### INSTRUCTIONS FOR THE TASK
Locate the lines of the listing below that hold "Permanent", then copy each of them.
..........
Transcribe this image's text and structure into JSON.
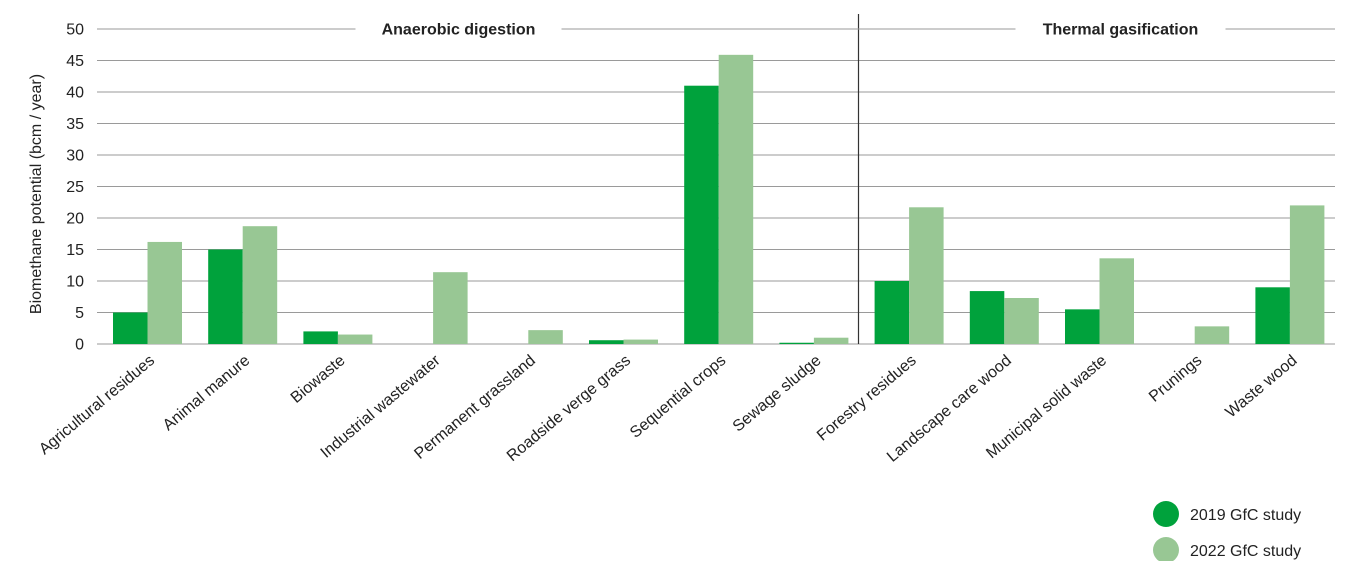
{
  "chart_data": {
    "type": "bar",
    "ylabel": "Biomethane potential (bcm / year)",
    "ylim": [
      0,
      50
    ],
    "yticks": [
      0,
      5,
      10,
      15,
      20,
      25,
      30,
      35,
      40,
      45,
      50
    ],
    "grid": true,
    "legend_position": "bottom-right",
    "categories": [
      "Agricultural residues",
      "Animal manure",
      "Biowaste",
      "Industrial wastewater",
      "Permanent grassland",
      "Roadside verge grass",
      "Sequential crops",
      "Sewage sludge",
      "Forestry residues",
      "Landscape care wood",
      "Municipal solid waste",
      "Prunings",
      "Waste wood"
    ],
    "groups": [
      {
        "label": "Anaerobic digestion",
        "categories": [
          "Agricultural residues",
          "Animal manure",
          "Biowaste",
          "Industrial wastewater",
          "Permanent grassland",
          "Roadside verge grass",
          "Sequential crops",
          "Sewage sludge"
        ]
      },
      {
        "label": "Thermal gasification",
        "categories": [
          "Forestry residues",
          "Landscape care wood",
          "Municipal solid waste",
          "Prunings",
          "Waste wood"
        ]
      }
    ],
    "series": [
      {
        "name": "2019 GfC study",
        "color": "#00a23c",
        "values": [
          5.0,
          15.0,
          2.0,
          0,
          0,
          0.6,
          41.0,
          0.2,
          10.0,
          8.4,
          5.5,
          0,
          9.0
        ]
      },
      {
        "name": "2022 GfC study",
        "color": "#98c794",
        "values": [
          16.2,
          18.7,
          1.5,
          11.4,
          2.2,
          0.7,
          45.9,
          1.0,
          21.7,
          7.3,
          13.6,
          2.8,
          22.0
        ]
      }
    ]
  }
}
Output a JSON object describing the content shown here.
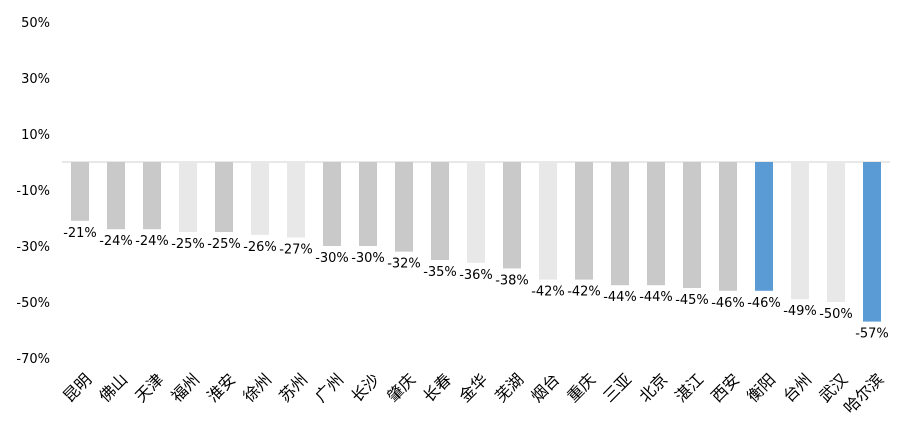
{
  "chart_data": {
    "type": "bar",
    "title": "",
    "xlabel": "",
    "ylabel": "",
    "ylim": [
      -70,
      50
    ],
    "yticks": [
      50,
      30,
      10,
      -10,
      -30,
      -50,
      -70
    ],
    "ytick_labels": [
      "50%",
      "30%",
      "10%",
      "-10%",
      "-30%",
      "-50%",
      "-70%"
    ],
    "grid": false,
    "legend": "none",
    "categories": [
      "昆明",
      "佛山",
      "天津",
      "福州",
      "淮安",
      "徐州",
      "苏州",
      "广州",
      "长沙",
      "肇庆",
      "长春",
      "金华",
      "芜湖",
      "烟台",
      "重庆",
      "三亚",
      "北京",
      "湛江",
      "西安",
      "衡阳",
      "台州",
      "武汉",
      "哈尔滨"
    ],
    "values": [
      -21,
      -24,
      -24,
      -25,
      -25,
      -26,
      -27,
      -30,
      -30,
      -32,
      -35,
      -36,
      -38,
      -42,
      -42,
      -44,
      -44,
      -45,
      -46,
      -46,
      -49,
      -50,
      -57
    ],
    "value_labels": [
      "-21%",
      "-24%",
      "-24%",
      "-25%",
      "-25%",
      "-26%",
      "-27%",
      "-30%",
      "-30%",
      "-32%",
      "-35%",
      "-36%",
      "-38%",
      "-42%",
      "-42%",
      "-44%",
      "-44%",
      "-45%",
      "-46%",
      "-46%",
      "-49%",
      "-50%",
      "-57%"
    ],
    "bar_color_keys": [
      "dark",
      "dark",
      "dark",
      "light",
      "dark",
      "light",
      "light",
      "dark",
      "dark",
      "dark",
      "dark",
      "light",
      "dark",
      "light",
      "dark",
      "dark",
      "dark",
      "dark",
      "dark",
      "blue",
      "light",
      "light",
      "blue"
    ],
    "colors": {
      "dark": "#c9c9c9",
      "light": "#e8e8e8",
      "blue": "#5b9bd5",
      "zero_line": "#d0d0d0"
    }
  }
}
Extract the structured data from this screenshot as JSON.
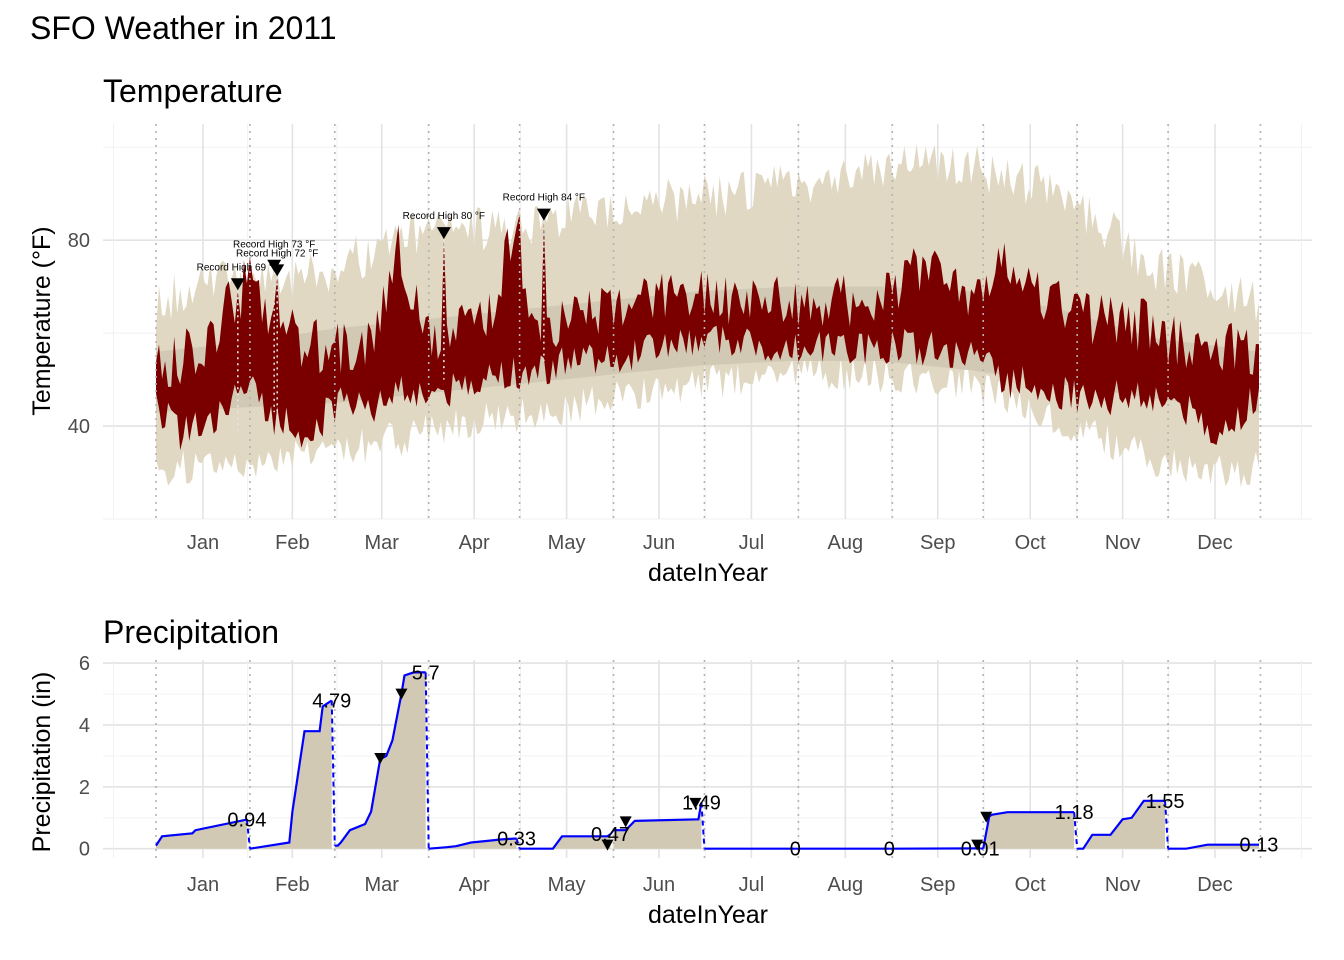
..........
### FINAL ANSWER
      "Permanent grassland",
          "Permanent grassland",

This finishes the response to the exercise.